YOUR INSTRUCTIONS: From the entries that follow, extract each line holding the string "underscore".

Data records:
::::
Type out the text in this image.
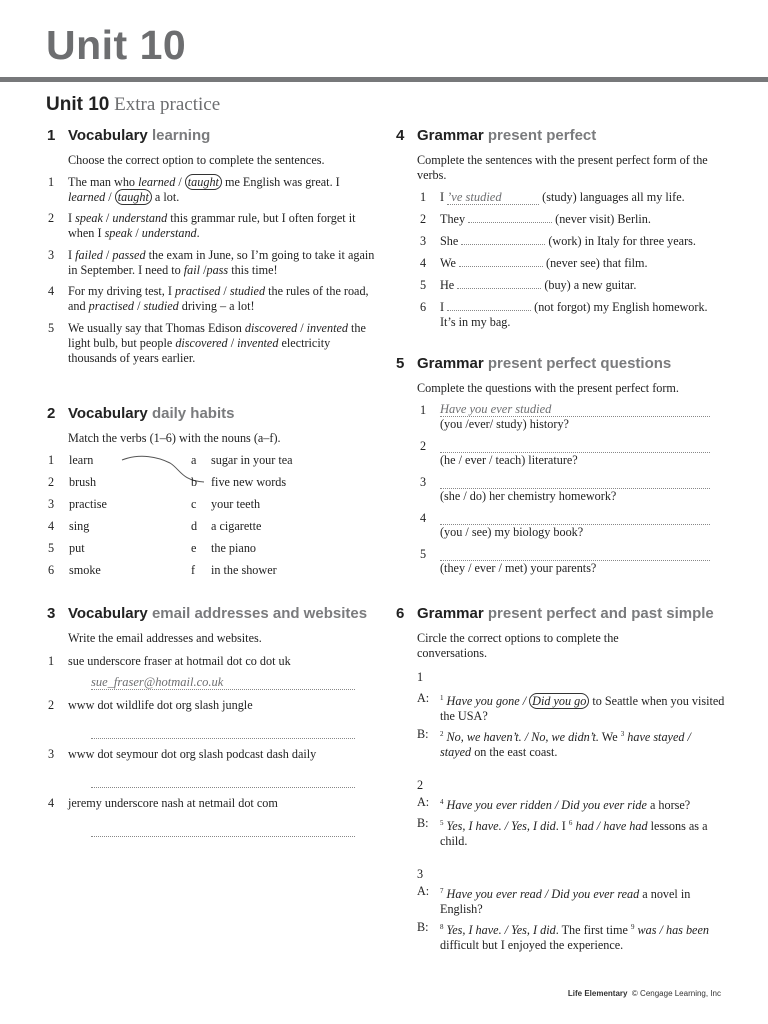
Unit 10
Unit 10 Extra practice
1 Vocabulary learning
Choose the correct option to complete the sentences.
1 The man who learned / taught me English was great. I learned / taught a lot.
2 I speak / understand this grammar rule, but I often forget it when I speak / understand.
3 I failed / passed the exam in June, so I’m going to take it again in September. I need to fail /pass this time!
4 For my driving test, I practised / studied the rules of the road, and practised / studied driving – a lot!
5 We usually say that Thomas Edison discovered / invented the light bulb, but people discovered / invented electricity thousands of years earlier.
2 Vocabulary daily habits
Match the verbs (1–6) with the nouns (a–f).
1 learn	a sugar in your tea
2 brush	b five new words
3 practise	c your teeth
4 sing	d a cigarette
5 put	e the piano
6 smoke	f in the shower
3 Vocabulary email addresses and websites
Write the email addresses and websites.
1 sue underscore fraser at hotmail dot co dot uk
sue_fraser@hotmail.co.uk
2 www dot wildlife dot org slash jungle
3 www dot seymour dot org slash podcast dash daily
4 jeremy underscore nash at netmail dot com
4 Grammar present perfect
Complete the sentences with the present perfect form of the verbs.
1 I ’ve studied	(study) languages all my life.
2 They	(never visit) Berlin.
3 She	(work) in Italy for three years.
4 We	(never see) that film.
5 He	(buy) a new guitar.
6 I	(not forgot) my English homework. It’s in my bag.
5 Grammar present perfect questions
Complete the questions with the present perfect form.
1 Have you ever studied
(you /ever/ study) history?
2
(he / ever / teach) literature?
3
(she / do) her chemistry homework?
4
(you / see) my biology book?
5
(they / ever / met) your parents?
6 Grammar present perfect and past simple
Circle the correct options to complete the conversations.
1
A: $^1$ Have you gone / Did you go to Seattle when you visited the USA?
B: $^2$ No, we haven’t. / No, we didn’t. We $^3$ have stayed / stayed on the east coast.
2
A: $^4$ Have you ever ridden / Did you ever ride a horse?
B: $^5$ Yes, I have. / Yes, I did. I $^6$ had / have had lessons as a child.
3
A: $^7$ Have you ever read / Did you ever read a novel in English?
B: $^8$ Yes, I have. / Yes, I did. The first time $^9$ was / has been difficult but I enjoyed the experience.
Life Elementary © Cengage Learning, Inc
::::
TASK OUTPUT:
1 sue underscore fraser at hotmail dot co dot uk
4 jeremy underscore nash at netmail dot com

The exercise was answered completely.